Provided data:
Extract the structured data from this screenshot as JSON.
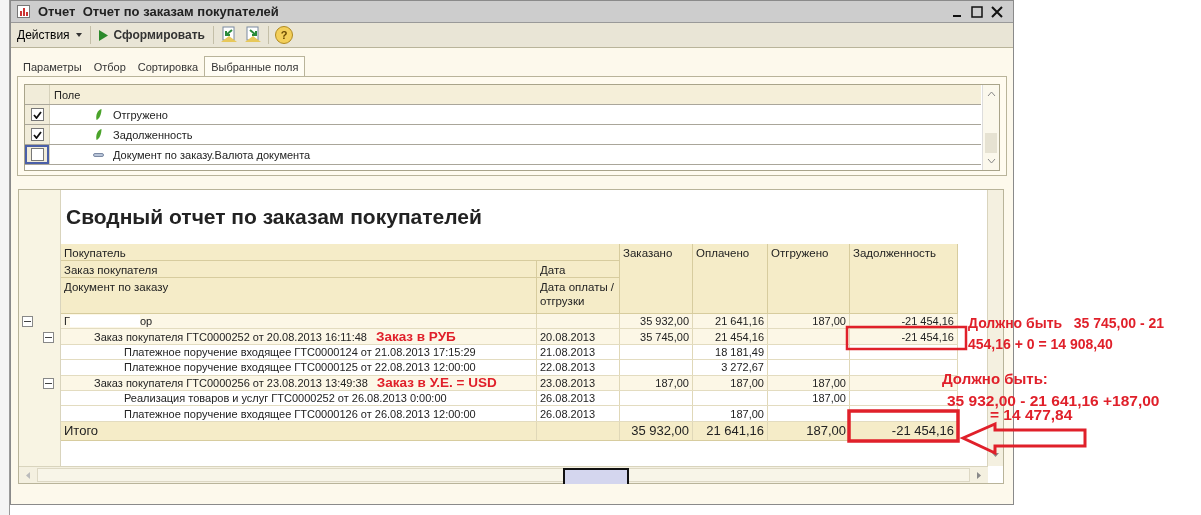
{
  "window": {
    "title": "Отчет  Отчет по заказам покупателей"
  },
  "toolbar": {
    "actions": "Действия",
    "generate": "Сформировать",
    "help": "?"
  },
  "tabs": [
    {
      "label": "Параметры",
      "selected": false
    },
    {
      "label": "Отбор",
      "selected": false
    },
    {
      "label": "Сортировка",
      "selected": false
    },
    {
      "label": "Выбранные поля",
      "selected": true
    }
  ],
  "fields": {
    "header": "Поле",
    "rows": [
      {
        "label": "Отгружено",
        "checked": true,
        "kind": "resource",
        "selected": false
      },
      {
        "label": "Задолженность",
        "checked": true,
        "kind": "resource",
        "selected": false
      },
      {
        "label": "Документ по заказу.Валюта документа",
        "checked": false,
        "kind": "attribute",
        "selected": true
      }
    ]
  },
  "report": {
    "title": "Сводный отчет по заказам покупателей",
    "header": {
      "customer": "Покупатель",
      "order": "Заказ покупателя",
      "date": "Дата",
      "document": "Документ по заказу",
      "doc_date": "Дата оплаты /отгрузки",
      "ordered": "Заказано",
      "paid": "Оплачено",
      "shipped": "Отгружено",
      "debt": "Задолженность"
    },
    "rows": [
      {
        "name_parts": [
          "Г",
          "ор"
        ],
        "ordered": "35 932,00",
        "paid": "21 641,16",
        "shipped": "187,00",
        "debt": "-21 454,16",
        "expanded": true,
        "children": [
          {
            "name": "Заказ покупателя ГТС0000252 от 20.08.2013 16:11:48",
            "note": "Заказ в РУБ",
            "date": "20.08.2013",
            "ordered": "35 745,00",
            "paid": "21 454,16",
            "debt": "-21 454,16",
            "expanded": true,
            "children": [
              {
                "name": "Платежное поручение входящее ГТС0000124 от 21.08.2013 17:15:29",
                "date": "21.08.2013",
                "paid": "18 181,49"
              },
              {
                "name": "Платежное поручение входящее ГТС0000125 от 22.08.2013 12:00:00",
                "date": "22.08.2013",
                "paid": "3 272,67"
              }
            ]
          },
          {
            "name": "Заказ покупателя ГТС0000256 от 23.08.2013 13:49:38",
            "note": "Заказ в У.Е. = USD",
            "date": "23.08.2013",
            "ordered": "187,00",
            "paid": "187,00",
            "shipped": "187,00",
            "expanded": true,
            "children": [
              {
                "name": "Реализация товаров и услуг ГТС0000252 от 26.08.2013 0:00:00",
                "date": "26.08.2013",
                "shipped": "187,00"
              },
              {
                "name": "Платежное поручение входящее ГТС0000126 от 26.08.2013 12:00:00",
                "date": "26.08.2013",
                "paid": "187,00"
              }
            ]
          }
        ]
      }
    ],
    "total": {
      "name": "Итого",
      "ordered": "35 932,00",
      "paid": "21 641,16",
      "shipped": "187,00",
      "debt": "-21 454,16"
    }
  },
  "annotations": {
    "note_1": "Должно быть   35 745,00 - 21 454,16 + 0 = 14 908,40",
    "note_2": [
      "Должно быть:",
      "35 932,00 - 21 641,16 +187,00",
      "= 14 477,84"
    ]
  }
}
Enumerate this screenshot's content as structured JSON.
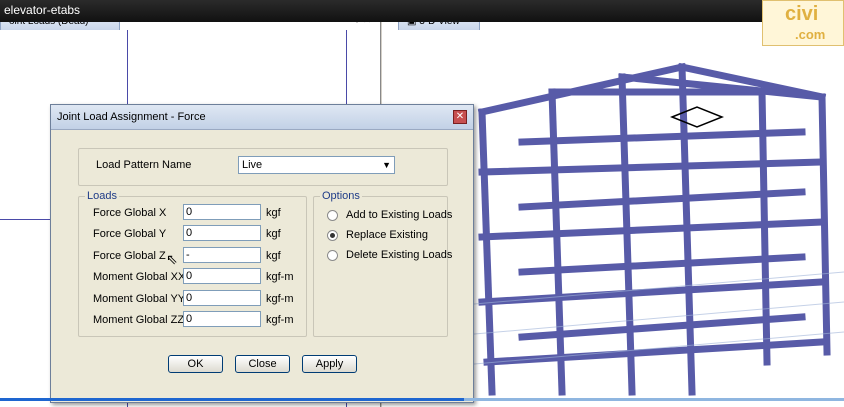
{
  "video": {
    "title": "elevator-etabs"
  },
  "left_pane": {
    "tab_label": "oint Loads (Dead)",
    "controls": "▾ ✕"
  },
  "right_pane": {
    "tab_label": "3-D View"
  },
  "logo": {
    "text_top": "civi",
    "text_bottom": ".com"
  },
  "dialog": {
    "title": "Joint Load Assignment - Force",
    "load_pattern_label": "Load Pattern Name",
    "load_pattern_value": "Live",
    "loads_group": "Loads",
    "options_group": "Options",
    "fields": [
      {
        "label": "Force Global X",
        "value": "0",
        "unit": "kgf"
      },
      {
        "label": "Force Global Y",
        "value": "0",
        "unit": "kgf"
      },
      {
        "label": "Force Global Z",
        "value": "-",
        "unit": "kgf"
      },
      {
        "label": "Moment Global XX",
        "value": "0",
        "unit": "kgf-m"
      },
      {
        "label": "Moment Global YY",
        "value": "0",
        "unit": "kgf-m"
      },
      {
        "label": "Moment Global ZZ",
        "value": "0",
        "unit": "kgf-m"
      }
    ],
    "options": [
      {
        "label": "Add to Existing Loads",
        "selected": false
      },
      {
        "label": "Replace Existing",
        "selected": true
      },
      {
        "label": "Delete Existing Loads",
        "selected": false
      }
    ],
    "buttons": {
      "ok": "OK",
      "close": "Close",
      "apply": "Apply"
    }
  },
  "video_progress": 0.55,
  "colors": {
    "frame": "#3b3f9a",
    "accent": "#1f3c88"
  }
}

To do: Each entry above is to be written out again unchanged, apart from the pictures, which are left out.

Problem solution:
Extract the structured data from this screenshot as JSON.
{
  "window": {
    "title": "Отчет  Отчет по заказам покупателей"
  },
  "toolbar": {
    "actions": "Действия",
    "generate": "Сформировать",
    "help": "?"
  },
  "tabs": [
    {
      "label": "Параметры",
      "selected": false
    },
    {
      "label": "Отбор",
      "selected": false
    },
    {
      "label": "Сортировка",
      "selected": false
    },
    {
      "label": "Выбранные поля",
      "selected": true
    }
  ],
  "fields": {
    "header": "Поле",
    "rows": [
      {
        "label": "Отгружено",
        "checked": true,
        "kind": "resource",
        "selected": false
      },
      {
        "label": "Задолженность",
        "checked": true,
        "kind": "resource",
        "selected": false
      },
      {
        "label": "Документ по заказу.Валюта документа",
        "checked": false,
        "kind": "attribute",
        "selected": true
      }
    ]
  },
  "report": {
    "title": "Сводный отчет по заказам покупателей",
    "header": {
      "customer": "Покупатель",
      "order": "Заказ покупателя",
      "date": "Дата",
      "document": "Документ по заказу",
      "doc_date": "Дата оплаты /отгрузки",
      "ordered": "Заказано",
      "paid": "Оплачено",
      "shipped": "Отгружено",
      "debt": "Задолженность"
    },
    "rows": [
      {
        "name_parts": [
          "Г",
          "ор"
        ],
        "ordered": "35 932,00",
        "paid": "21 641,16",
        "shipped": "187,00",
        "debt": "-21 454,16",
        "expanded": true,
        "children": [
          {
            "name": "Заказ покупателя ГТС0000252 от 20.08.2013 16:11:48",
            "note": "Заказ в РУБ",
            "date": "20.08.2013",
            "ordered": "35 745,00",
            "paid": "21 454,16",
            "debt": "-21 454,16",
            "expanded": true,
            "children": [
              {
                "name": "Платежное поручение входящее ГТС0000124 от 21.08.2013 17:15:29",
                "date": "21.08.2013",
                "paid": "18 181,49"
              },
              {
                "name": "Платежное поручение входящее ГТС0000125 от 22.08.2013 12:00:00",
                "date": "22.08.2013",
                "paid": "3 272,67"
              }
            ]
          },
          {
            "name": "Заказ покупателя ГТС0000256 от 23.08.2013 13:49:38",
            "note": "Заказ в У.Е. = USD",
            "date": "23.08.2013",
            "ordered": "187,00",
            "paid": "187,00",
            "shipped": "187,00",
            "expanded": true,
            "children": [
              {
                "name": "Реализация товаров и услуг ГТС0000252 от 26.08.2013 0:00:00",
                "date": "26.08.2013",
                "shipped": "187,00"
              },
              {
                "name": "Платежное поручение входящее ГТС0000126 от 26.08.2013 12:00:00",
                "date": "26.08.2013",
                "paid": "187,00"
              }
            ]
          }
        ]
      }
    ],
    "total": {
      "name": "Итого",
      "ordered": "35 932,00",
      "paid": "21 641,16",
      "shipped": "187,00",
      "debt": "-21 454,16"
    }
  },
  "annotations": {
    "note_1": "Должно быть   35 745,00 - 21 454,16 + 0 = 14 908,40",
    "note_2": [
      "Должно быть:",
      "35 932,00 - 21 641,16 +187,00",
      "= 14 477,84"
    ]
  }
}
Enumerate this screenshot's content as structured JSON.
{
  "video": {
    "title": "elevator-etabs"
  },
  "left_pane": {
    "tab_label": "oint Loads (Dead)",
    "controls": "▾ ✕"
  },
  "right_pane": {
    "tab_label": "3-D View"
  },
  "logo": {
    "text_top": "civi",
    "text_bottom": ".com"
  },
  "dialog": {
    "title": "Joint Load Assignment - Force",
    "load_pattern_label": "Load Pattern Name",
    "load_pattern_value": "Live",
    "loads_group": "Loads",
    "options_group": "Options",
    "fields": [
      {
        "label": "Force Global X",
        "value": "0",
        "unit": "kgf"
      },
      {
        "label": "Force Global Y",
        "value": "0",
        "unit": "kgf"
      },
      {
        "label": "Force Global Z",
        "value": "-",
        "unit": "kgf"
      },
      {
        "label": "Moment Global XX",
        "value": "0",
        "unit": "kgf-m"
      },
      {
        "label": "Moment Global YY",
        "value": "0",
        "unit": "kgf-m"
      },
      {
        "label": "Moment Global ZZ",
        "value": "0",
        "unit": "kgf-m"
      }
    ],
    "options": [
      {
        "label": "Add to Existing Loads",
        "selected": false
      },
      {
        "label": "Replace Existing",
        "selected": true
      },
      {
        "label": "Delete Existing Loads",
        "selected": false
      }
    ],
    "buttons": {
      "ok": "OK",
      "close": "Close",
      "apply": "Apply"
    }
  },
  "video_progress": 0.55,
  "colors": {
    "frame": "#3b3f9a",
    "accent": "#1f3c88"
  }
}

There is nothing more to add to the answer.